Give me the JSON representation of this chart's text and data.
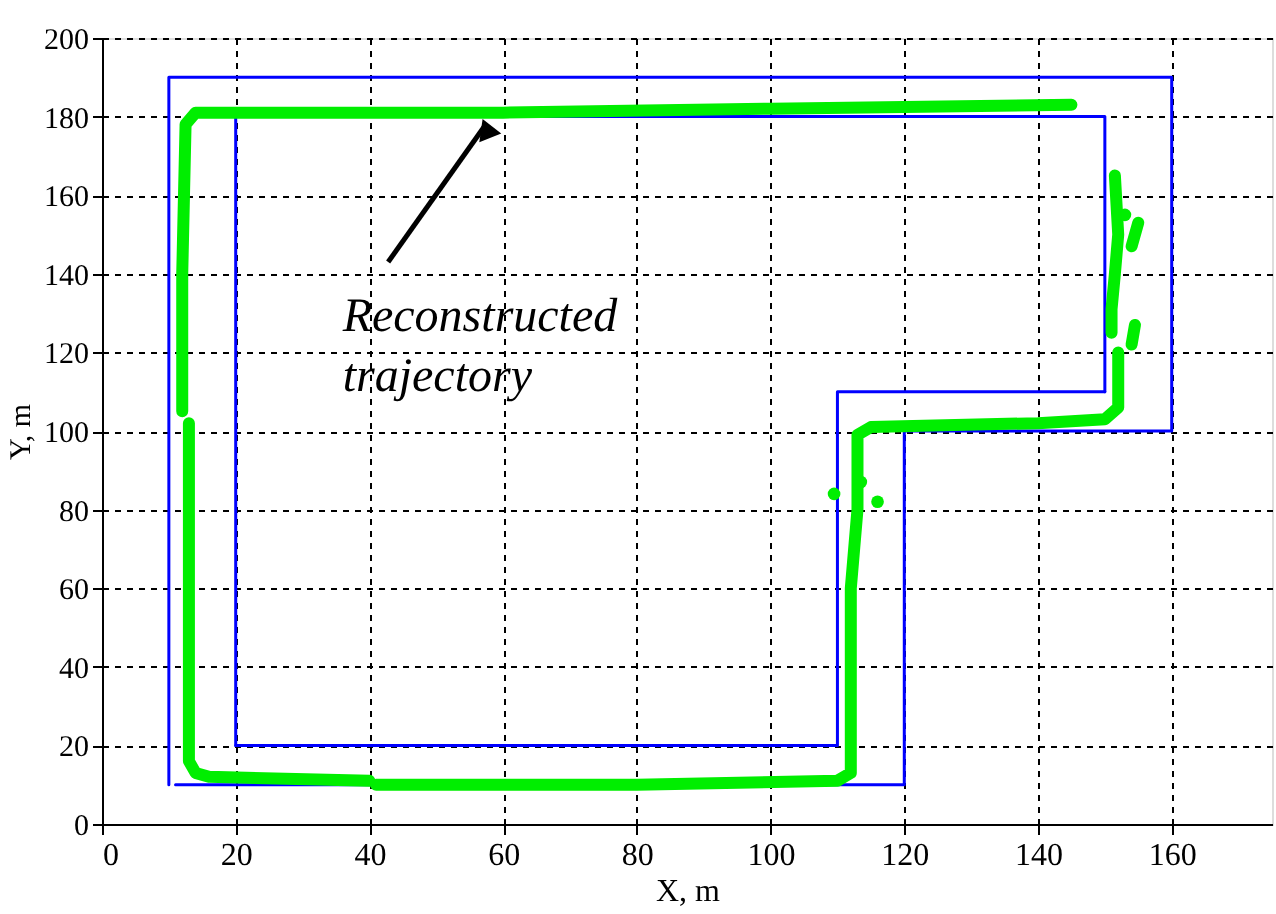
{
  "chart_data": {
    "type": "line",
    "xlabel": "X, m",
    "ylabel": "Y, m",
    "xlim": [
      0,
      175
    ],
    "ylim": [
      0,
      200
    ],
    "xticks": [
      0,
      20,
      40,
      60,
      80,
      100,
      120,
      140,
      160
    ],
    "yticks": [
      0,
      20,
      40,
      60,
      80,
      100,
      120,
      140,
      160,
      180,
      200
    ],
    "grid": true,
    "line_style": "solid",
    "annotations": [
      {
        "text": "Reconstructed trajectory",
        "x": 58,
        "y": 181
      }
    ],
    "series": [
      {
        "color": "#0000ff",
        "x": [
          11,
          120,
          120,
          160,
          160,
          10,
          10
        ],
        "values": [
          10,
          10,
          100,
          100,
          190,
          190,
          10
        ]
      },
      {
        "color": "#0000ff",
        "x": [
          20,
          20,
          150,
          150
        ],
        "values": [
          20,
          180,
          180,
          110
        ]
      },
      {
        "color": "#0000ff",
        "x": [
          150,
          110,
          110,
          20
        ],
        "values": [
          110,
          110,
          20,
          20
        ]
      },
      {
        "color": "#00ee00",
        "x": [
          12,
          12,
          12.5,
          14,
          60,
          100,
          145
        ],
        "values": [
          105,
          140,
          178,
          181,
          181,
          182,
          183
        ]
      },
      {
        "color": "#00ee00",
        "x": [
          13,
          13,
          13,
          14,
          16,
          40
        ],
        "values": [
          102,
          60,
          16,
          13,
          12,
          11
        ]
      },
      {
        "color": "#00ee00",
        "x": [
          41,
          80,
          110,
          112,
          112,
          113,
          113,
          115,
          140,
          150,
          152,
          152
        ],
        "values": [
          10,
          10,
          11,
          13,
          60,
          80,
          99,
          101,
          102,
          103,
          106,
          120
        ]
      },
      {
        "color": "#00ee00",
        "x": [
          151.5,
          152,
          151.5,
          151,
          151
        ],
        "values": [
          165,
          150,
          140,
          131,
          125
        ]
      },
      {
        "color": "#00ee00",
        "x": [
          154,
          154.5
        ],
        "values": [
          122,
          127
        ]
      },
      {
        "color": "#00ee00",
        "x": [
          154,
          155
        ],
        "values": [
          147,
          153
        ]
      },
      {
        "type": "scatter",
        "color": "#00ee00",
        "x": [
          109.5,
          113.5,
          116,
          153
        ],
        "values": [
          84,
          87,
          82,
          155
        ]
      }
    ]
  }
}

[Task] Transcribe every line in the entries above, taking out only the images.

[Task solution]
Give me the JSON representation of this chart's text and data.
{
  "chart_data": {
    "type": "line",
    "xlabel": "X, m",
    "ylabel": "Y, m",
    "xlim": [
      0,
      175
    ],
    "ylim": [
      0,
      200
    ],
    "xticks": [
      0,
      20,
      40,
      60,
      80,
      100,
      120,
      140,
      160
    ],
    "yticks": [
      0,
      20,
      40,
      60,
      80,
      100,
      120,
      140,
      160,
      180,
      200
    ],
    "grid": true,
    "line_style": "solid",
    "annotations": [
      {
        "text": "Reconstructed trajectory",
        "x": 58,
        "y": 181
      }
    ],
    "series": [
      {
        "color": "#0000ff",
        "x": [
          11,
          120,
          120,
          160,
          160,
          10,
          10
        ],
        "values": [
          10,
          10,
          100,
          100,
          190,
          190,
          10
        ]
      },
      {
        "color": "#0000ff",
        "x": [
          20,
          20,
          150,
          150
        ],
        "values": [
          20,
          180,
          180,
          110
        ]
      },
      {
        "color": "#0000ff",
        "x": [
          150,
          110,
          110,
          20
        ],
        "values": [
          110,
          110,
          20,
          20
        ]
      },
      {
        "color": "#00ee00",
        "x": [
          12,
          12,
          12.5,
          14,
          60,
          100,
          145
        ],
        "values": [
          105,
          140,
          178,
          181,
          181,
          182,
          183
        ]
      },
      {
        "color": "#00ee00",
        "x": [
          13,
          13,
          13,
          14,
          16,
          40
        ],
        "values": [
          102,
          60,
          16,
          13,
          12,
          11
        ]
      },
      {
        "color": "#00ee00",
        "x": [
          41,
          80,
          110,
          112,
          112,
          113,
          113,
          115,
          140,
          150,
          152,
          152
        ],
        "values": [
          10,
          10,
          11,
          13,
          60,
          80,
          99,
          101,
          102,
          103,
          106,
          120
        ]
      },
      {
        "color": "#00ee00",
        "x": [
          151.5,
          152,
          151.5,
          151,
          151
        ],
        "values": [
          165,
          150,
          140,
          131,
          125
        ]
      },
      {
        "color": "#00ee00",
        "x": [
          154,
          154.5
        ],
        "values": [
          122,
          127
        ]
      },
      {
        "color": "#00ee00",
        "x": [
          154,
          155
        ],
        "values": [
          147,
          153
        ]
      },
      {
        "type": "scatter",
        "color": "#00ee00",
        "x": [
          109.5,
          113.5,
          116,
          153
        ],
        "values": [
          84,
          87,
          82,
          155
        ]
      }
    ]
  }
}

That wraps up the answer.